● Dataset records:
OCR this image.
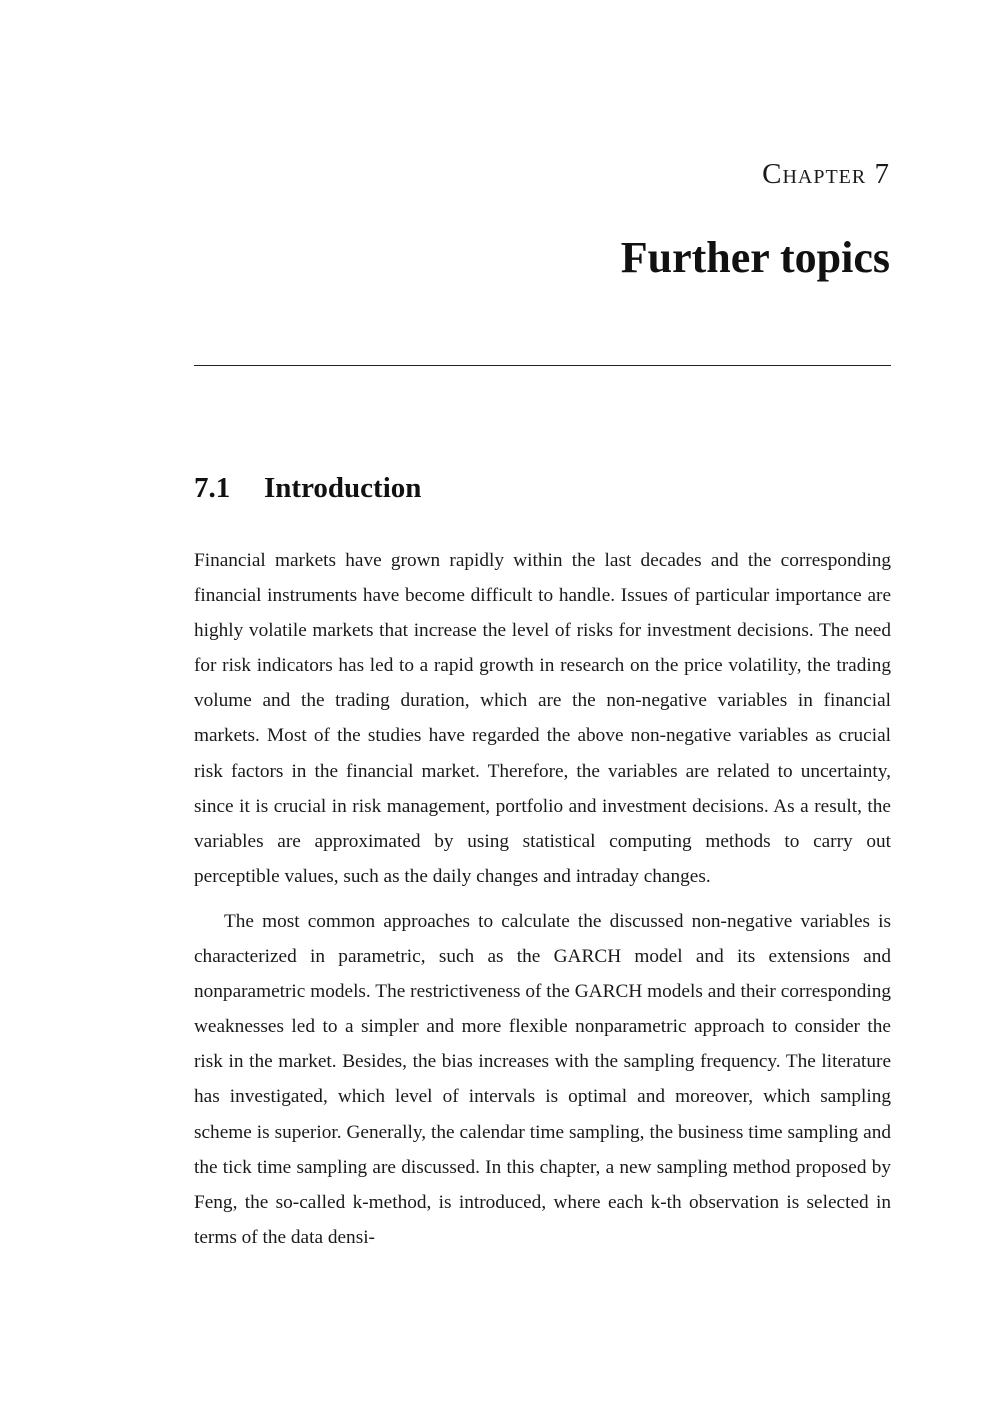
Chapter 7
Further topics
7.1 Introduction

Financial markets have grown rapidly within the last decades and the corresponding financial instruments have become difficult to handle. Issues of particular importance are highly volatile markets that increase the level of risks for investment decisions. The need for risk indicators has led to a rapid growth in research on the price volatility, the trading volume and the trading duration, which are the non-negative variables in financial markets. Most of the studies have regarded the above non-negative variables as crucial risk factors in the financial market. Therefore, the variables are related to uncertainty, since it is crucial in risk management, portfolio and investment decisions. As a result, the variables are approximated by using statistical computing methods to carry out perceptible values, such as the daily changes and intraday changes.

The most common approaches to calculate the discussed non-negative variables is characterized in parametric, such as the GARCH model and its extensions and nonparametric models. The restrictiveness of the GARCH models and their corresponding weaknesses led to a simpler and more flexible nonparametric approach to consider the risk in the market. Besides, the bias increases with the sampling frequency. The literature has investigated, which level of intervals is optimal and moreover, which sampling scheme is superior. Generally, the calendar time sampling, the business time sampling and the tick time sampling are discussed. In this chapter, a new sampling method proposed by Feng, the so-called k-method, is introduced, where each k-th observation is selected in terms of the data densi-
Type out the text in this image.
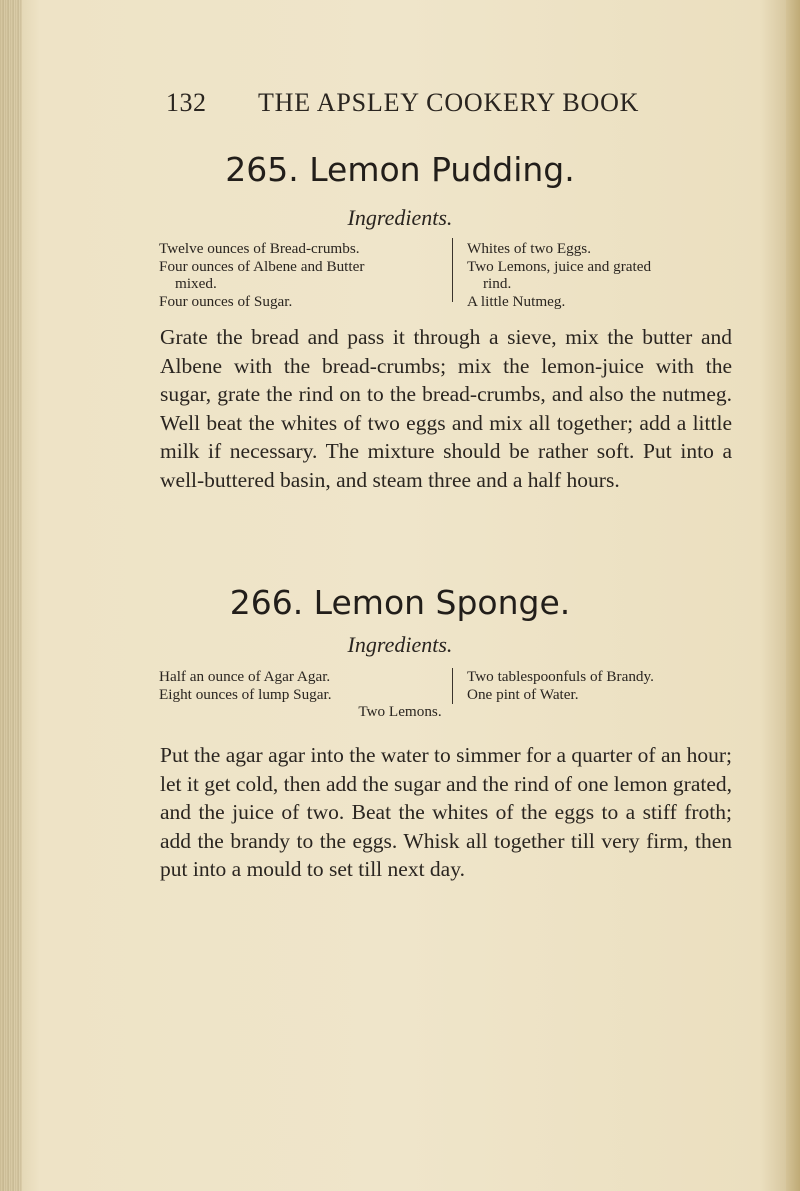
132 THE APSLEY COOKERY BOOK
265. Lemon Pudding.
Ingredients.
Twelve ounces of Bread-crumbs.
Four ounces of Albene and Butter
mixed.
Four ounces of Sugar.
Whites of two Eggs.
Two Lemons, juice and grated
rind.
A little Nutmeg.

Grate the bread and pass it through a sieve, mix the butter and Albene with the bread-crumbs; mix the lemon-juice with the sugar, grate the rind on to the bread-crumbs, and also the nutmeg. Well beat the whites of two eggs and mix all together; add a little milk if necessary. The mixture should be rather soft. Put into a well-buttered basin, and steam three and a half hours.

266. Lemon Sponge.
Ingredients.
Half an ounce of Agar Agar.
Eight ounces of lump Sugar.
Two tablespoonfuls of Brandy.
One pint of Water.
Two Lemons.

Put the agar agar into the water to simmer for a quarter of an hour; let it get cold, then add the sugar and the rind of one lemon grated, and the juice of two. Beat the whites of the eggs to a stiff froth; add the brandy to the eggs. Whisk all together till very firm, then put into a mould to set till next day.
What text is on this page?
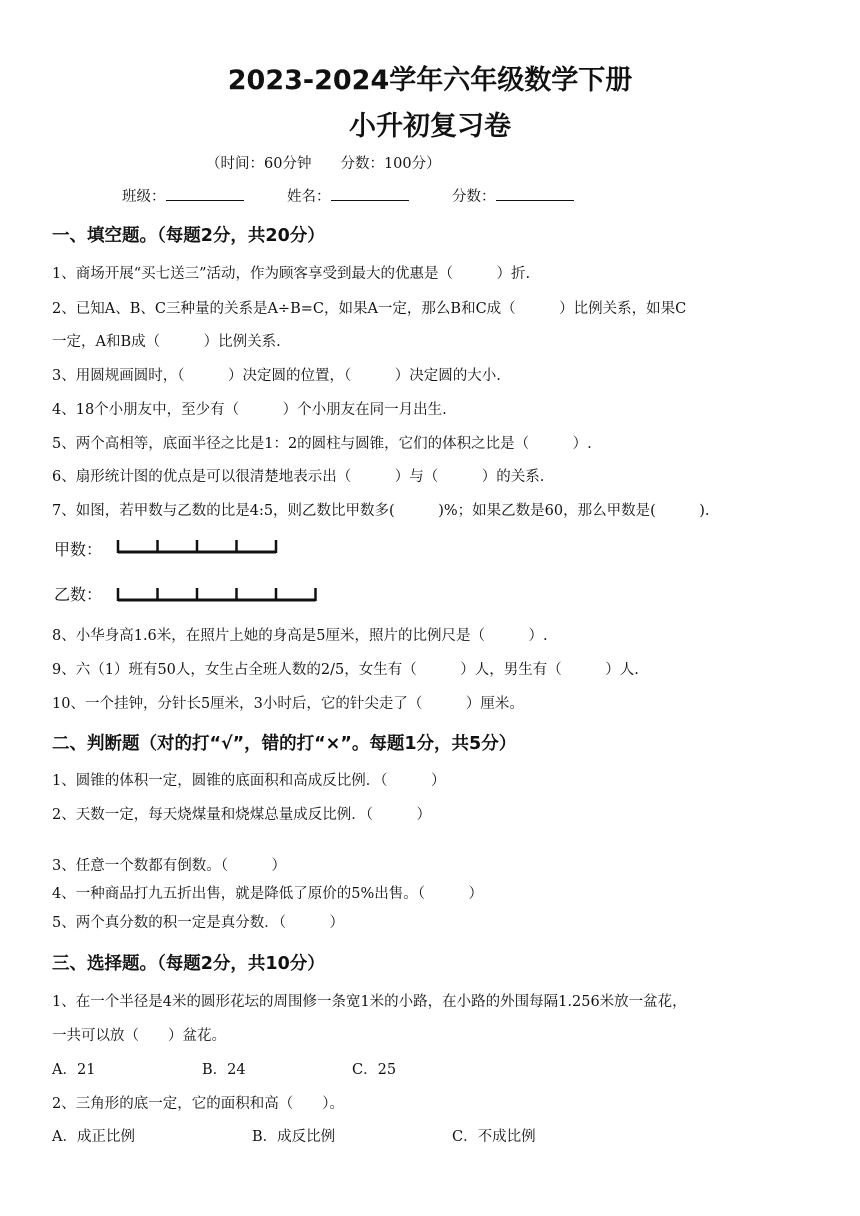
2023-2024学年六年级数学下册
小升初复习卷
（时间：60分钟　　分数：100分）
班级：	姓名：	分数：
一、填空题。（每题2分，共20分）
1、商场开展“买七送三”活动，作为顾客享受到最大的优惠是（　　　）折.
2、已知A、B、C三种量的关系是A÷B=C，如果A一定，那么B和C成（　　　）比例关系，如果C
一定，A和B成（　　　）比例关系.
3、用圆规画圆时，（　　　）决定圆的位置，（　　　）决定圆的大小.
4、18个小朋友中，至少有（　　　）个小朋友在同一月出生.
5、两个高相等，底面半径之比是1：2的圆柱与圆锥，它们的体积之比是（　　　）.
6、扇形统计图的优点是可以很清楚地表示出（　　　）与（　　　）的关系.
7、如图，若甲数与乙数的比是4:5，则乙数比甲数多(　　　)%；如果乙数是60，那么甲数是(　　　).
甲数：
乙数：
8、小华身高1.6米，在照片上她的身高是5厘米，照片的比例尺是（　　　）.
9、六（1）班有50人，女生占全班人数的2/5，女生有（　　　）人，男生有（　　　）人.
10、一个挂钟，分针长5厘米，3小时后，它的针尖走了（　　　）厘米。
二、判断题（对的打“√”，错的打“×”。每题1分，共5分）
1、圆锥的体积一定，圆锥的底面积和高成反比例．（　　　）
2、天数一定，每天烧煤量和烧煤总量成反比例．（　　　）
3、任意一个数都有倒数。（　　　）
4、一种商品打九五折出售，就是降低了原价的5%出售。（　　　）
5、两个真分数的积一定是真分数．（　　　）
三、选择题。（每题2分，共10分）
1、在一个半径是4米的圆形花坛的周围修一条宽1米的小路，在小路的外围每隔1.256米放一盆花，
一共可以放（　　）盆花。
A．21	B．24	C．25
2、三角形的底一定，它的面积和高（　　）。
A．成正比例	B．成反比例	C．不成比例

● Task: Repeat all of the records verbatim, leaving out the pictures.

● Result below:
OCR this image.
Chapter 7
Further topics
7.1 Introduction

Financial markets have grown rapidly within the last decades and the corresponding financial instruments have become difficult to handle. Issues of particular importance are highly volatile markets that increase the level of risks for investment decisions. The need for risk indicators has led to a rapid growth in research on the price volatility, the trading volume and the trading duration, which are the non-negative variables in financial markets. Most of the studies have regarded the above non-negative variables as crucial risk factors in the financial market. Therefore, the variables are related to uncertainty, since it is crucial in risk management, portfolio and investment decisions. As a result, the variables are approximated by using statistical computing methods to carry out perceptible values, such as the daily changes and intraday changes.

The most common approaches to calculate the discussed non-negative variables is characterized in parametric, such as the GARCH model and its extensions and nonparametric models. The restrictiveness of the GARCH models and their corresponding weaknesses led to a simpler and more flexible nonparametric approach to consider the risk in the market. Besides, the bias increases with the sampling frequency. The literature has investigated, which level of intervals is optimal and moreover, which sampling scheme is superior. Generally, the calendar time sampling, the business time sampling and the tick time sampling are discussed. In this chapter, a new sampling method proposed by Feng, the so-called k-method, is introduced, where each k-th observation is selected in terms of the data densi-
Type out the text in this image.
132 THE APSLEY COOKERY BOOK
265. Lemon Pudding.
Ingredients.
Twelve ounces of Bread-crumbs.
Four ounces of Albene and Butter
mixed.
Four ounces of Sugar.
Whites of two Eggs.
Two Lemons, juice and grated
rind.
A little Nutmeg.

Grate the bread and pass it through a sieve, mix the butter and Albene with the bread-crumbs; mix the lemon-juice with the sugar, grate the rind on to the bread-crumbs, and also the nutmeg. Well beat the whites of two eggs and mix all together; add a little milk if necessary. The mixture should be rather soft. Put into a well-buttered basin, and steam three and a half hours.

266. Lemon Sponge.
Ingredients.
Half an ounce of Agar Agar.
Eight ounces of lump Sugar.
Two tablespoonfuls of Brandy.
One pint of Water.
Two Lemons.

Put the agar agar into the water to simmer for a quarter of an hour; let it get cold, then add the sugar and the rind of one lemon grated, and the juice of two. Beat the whites of the eggs to a stiff froth; add the brandy to the eggs. Whisk all together till very firm, then put into a mould to set till next day.
What text is on this page?
2023-2024学年六年级数学下册
小升初复习卷
（时间：60分钟　　分数：100分）
班级：	姓名：	分数：
一、填空题。（每题2分，共20分）
1、商场开展“买七送三”活动，作为顾客享受到最大的优惠是（　　　）折.
2、已知A、B、C三种量的关系是A÷B=C，如果A一定，那么B和C成（　　　）比例关系，如果C
一定，A和B成（　　　）比例关系.
3、用圆规画圆时，（　　　）决定圆的位置，（　　　）决定圆的大小.
4、18个小朋友中，至少有（　　　）个小朋友在同一月出生.
5、两个高相等，底面半径之比是1：2的圆柱与圆锥，它们的体积之比是（　　　）.
6、扇形统计图的优点是可以很清楚地表示出（　　　）与（　　　）的关系.
7、如图，若甲数与乙数的比是4:5，则乙数比甲数多(　　　)%；如果乙数是60，那么甲数是(　　　).
甲数：
乙数：
8、小华身高1.6米，在照片上她的身高是5厘米，照片的比例尺是（　　　）.
9、六（1）班有50人，女生占全班人数的2/5，女生有（　　　）人，男生有（　　　）人.
10、一个挂钟，分针长5厘米，3小时后，它的针尖走了（　　　）厘米。
二、判断题（对的打“√”，错的打“×”。每题1分，共5分）
1、圆锥的体积一定，圆锥的底面积和高成反比例．（　　　）
2、天数一定，每天烧煤量和烧煤总量成反比例．（　　　）
3、任意一个数都有倒数。（　　　）
4、一种商品打九五折出售，就是降低了原价的5%出售。（　　　）
5、两个真分数的积一定是真分数．（　　　）
三、选择题。（每题2分，共10分）
1、在一个半径是4米的圆形花坛的周围修一条宽1米的小路，在小路的外围每隔1.256米放一盆花，
一共可以放（　　）盆花。
A．21	B．24	C．25
2、三角形的底一定，它的面积和高（　　）。
A．成正比例	B．成反比例	C．不成比例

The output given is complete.